--- Begin DATA TO USE ---
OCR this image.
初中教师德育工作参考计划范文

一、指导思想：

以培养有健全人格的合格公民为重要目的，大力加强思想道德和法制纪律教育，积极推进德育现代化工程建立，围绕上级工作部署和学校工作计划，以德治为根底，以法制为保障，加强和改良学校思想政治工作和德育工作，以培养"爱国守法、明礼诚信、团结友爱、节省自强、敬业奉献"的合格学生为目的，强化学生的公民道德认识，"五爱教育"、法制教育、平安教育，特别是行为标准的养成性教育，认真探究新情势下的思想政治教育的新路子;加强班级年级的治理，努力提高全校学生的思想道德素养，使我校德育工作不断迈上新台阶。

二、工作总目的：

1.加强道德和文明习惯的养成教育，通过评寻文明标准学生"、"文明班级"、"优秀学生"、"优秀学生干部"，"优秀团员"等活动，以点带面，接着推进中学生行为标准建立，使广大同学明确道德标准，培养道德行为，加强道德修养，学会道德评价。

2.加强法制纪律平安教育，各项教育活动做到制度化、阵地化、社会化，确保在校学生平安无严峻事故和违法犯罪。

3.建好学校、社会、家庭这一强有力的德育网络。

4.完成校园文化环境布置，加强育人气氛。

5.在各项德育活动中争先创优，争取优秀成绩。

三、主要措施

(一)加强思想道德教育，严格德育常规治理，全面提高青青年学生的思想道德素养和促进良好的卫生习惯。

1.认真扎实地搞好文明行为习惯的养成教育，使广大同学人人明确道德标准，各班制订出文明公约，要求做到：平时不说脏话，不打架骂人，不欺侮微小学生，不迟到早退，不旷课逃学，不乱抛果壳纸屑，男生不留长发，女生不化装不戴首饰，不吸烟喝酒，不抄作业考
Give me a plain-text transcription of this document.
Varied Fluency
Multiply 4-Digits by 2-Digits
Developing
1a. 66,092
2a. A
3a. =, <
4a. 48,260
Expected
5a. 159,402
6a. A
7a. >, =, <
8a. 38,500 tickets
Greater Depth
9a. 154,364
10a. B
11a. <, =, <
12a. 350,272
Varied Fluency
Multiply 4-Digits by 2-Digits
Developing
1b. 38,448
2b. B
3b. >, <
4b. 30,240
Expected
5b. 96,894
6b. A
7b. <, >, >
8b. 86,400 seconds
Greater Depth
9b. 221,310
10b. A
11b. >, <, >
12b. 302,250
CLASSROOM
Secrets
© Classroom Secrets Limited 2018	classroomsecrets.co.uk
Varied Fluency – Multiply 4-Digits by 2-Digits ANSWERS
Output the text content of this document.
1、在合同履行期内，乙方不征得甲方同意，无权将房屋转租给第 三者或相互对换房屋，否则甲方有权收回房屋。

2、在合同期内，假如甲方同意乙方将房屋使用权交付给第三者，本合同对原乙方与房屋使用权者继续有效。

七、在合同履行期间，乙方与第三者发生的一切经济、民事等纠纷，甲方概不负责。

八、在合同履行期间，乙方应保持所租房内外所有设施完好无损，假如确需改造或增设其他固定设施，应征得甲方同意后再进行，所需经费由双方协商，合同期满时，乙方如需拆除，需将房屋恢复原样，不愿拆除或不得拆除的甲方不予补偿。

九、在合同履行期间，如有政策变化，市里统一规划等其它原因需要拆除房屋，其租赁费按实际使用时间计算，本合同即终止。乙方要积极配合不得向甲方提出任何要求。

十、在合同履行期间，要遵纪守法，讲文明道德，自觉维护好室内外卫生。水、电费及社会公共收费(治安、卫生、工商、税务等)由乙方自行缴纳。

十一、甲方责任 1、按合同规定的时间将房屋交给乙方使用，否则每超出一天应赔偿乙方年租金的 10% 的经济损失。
--- End DATA TO USE ---
Scan the listing above for the word "Secrets" and copy every line that holds it.

Secrets
© Classroom Secrets Limited 2018	classroomsecrets.co.uk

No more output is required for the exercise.